Goal: Seek out every line containing the word "nową", and copy each.

Collected data:

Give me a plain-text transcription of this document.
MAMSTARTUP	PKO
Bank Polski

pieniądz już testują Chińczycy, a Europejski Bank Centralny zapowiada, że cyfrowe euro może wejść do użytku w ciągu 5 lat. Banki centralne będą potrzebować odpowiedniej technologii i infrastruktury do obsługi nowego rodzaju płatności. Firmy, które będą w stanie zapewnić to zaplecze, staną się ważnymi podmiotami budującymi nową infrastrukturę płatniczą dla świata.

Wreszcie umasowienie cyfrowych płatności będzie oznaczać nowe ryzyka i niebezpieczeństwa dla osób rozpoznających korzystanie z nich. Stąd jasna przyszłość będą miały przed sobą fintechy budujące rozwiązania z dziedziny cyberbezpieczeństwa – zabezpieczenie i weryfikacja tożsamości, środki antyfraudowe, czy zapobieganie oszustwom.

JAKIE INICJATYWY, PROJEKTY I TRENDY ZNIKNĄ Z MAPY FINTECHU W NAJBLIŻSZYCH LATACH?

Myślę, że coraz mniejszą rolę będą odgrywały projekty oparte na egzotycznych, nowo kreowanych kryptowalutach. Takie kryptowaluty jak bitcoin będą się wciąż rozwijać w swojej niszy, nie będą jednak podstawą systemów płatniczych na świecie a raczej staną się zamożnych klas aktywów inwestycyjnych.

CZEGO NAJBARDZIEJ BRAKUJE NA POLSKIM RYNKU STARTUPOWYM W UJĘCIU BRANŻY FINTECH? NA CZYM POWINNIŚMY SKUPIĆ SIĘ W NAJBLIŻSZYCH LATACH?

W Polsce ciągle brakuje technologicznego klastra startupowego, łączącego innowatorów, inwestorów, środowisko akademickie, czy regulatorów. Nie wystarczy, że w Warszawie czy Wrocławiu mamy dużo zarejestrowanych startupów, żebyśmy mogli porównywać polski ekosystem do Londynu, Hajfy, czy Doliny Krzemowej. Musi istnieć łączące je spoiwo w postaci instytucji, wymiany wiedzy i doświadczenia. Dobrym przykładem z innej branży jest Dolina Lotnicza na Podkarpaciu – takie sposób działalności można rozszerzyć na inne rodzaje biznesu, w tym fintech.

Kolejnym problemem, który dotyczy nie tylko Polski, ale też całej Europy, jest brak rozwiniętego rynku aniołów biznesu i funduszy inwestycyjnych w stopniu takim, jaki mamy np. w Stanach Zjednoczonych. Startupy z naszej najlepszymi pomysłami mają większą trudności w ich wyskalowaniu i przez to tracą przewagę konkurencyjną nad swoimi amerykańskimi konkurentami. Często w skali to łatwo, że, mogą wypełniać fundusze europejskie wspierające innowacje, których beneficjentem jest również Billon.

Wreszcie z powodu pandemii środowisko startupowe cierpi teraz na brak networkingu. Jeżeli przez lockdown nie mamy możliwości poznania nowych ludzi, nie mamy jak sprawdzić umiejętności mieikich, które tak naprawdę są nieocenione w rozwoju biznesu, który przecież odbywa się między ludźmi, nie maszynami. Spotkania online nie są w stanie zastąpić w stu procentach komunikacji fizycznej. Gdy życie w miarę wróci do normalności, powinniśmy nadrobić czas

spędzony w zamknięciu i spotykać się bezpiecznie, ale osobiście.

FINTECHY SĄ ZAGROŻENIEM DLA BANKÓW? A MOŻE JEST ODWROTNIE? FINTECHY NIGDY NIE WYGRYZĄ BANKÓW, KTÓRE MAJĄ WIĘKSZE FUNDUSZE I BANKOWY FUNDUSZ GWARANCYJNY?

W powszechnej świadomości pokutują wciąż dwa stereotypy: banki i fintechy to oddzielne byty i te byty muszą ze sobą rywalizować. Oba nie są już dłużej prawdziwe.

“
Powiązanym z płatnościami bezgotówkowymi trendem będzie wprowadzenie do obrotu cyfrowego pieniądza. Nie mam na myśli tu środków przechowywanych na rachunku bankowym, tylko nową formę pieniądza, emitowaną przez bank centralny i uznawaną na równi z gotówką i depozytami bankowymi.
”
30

Output for this task:
pieniądz już testują Chińczycy, a Europejski Bank Centralny zapowiada, że cyfrowe euro może wejść do użytku w ciągu 5 lat. Banki centralne będą potrzebować odpowiedniej technologii i infrastruktury do obsługi nowego rodzaju płatności. Firmy, które będą w stanie zapewnić to zaplecze, staną się ważnymi podmiotami budującymi nową infrastrukturę płatniczą dla świata.
Powiązanym z płatnościami bezgotówkowymi trendem będzie wprowadzenie do obrotu cyfrowego pieniądza. Nie mam na myśli tu środków przechowywanych na rachunku bankowym, tylko nową formę pieniądza, emitowaną przez bank centralny i uznawaną na równi z gotówką i depozytami bankowymi.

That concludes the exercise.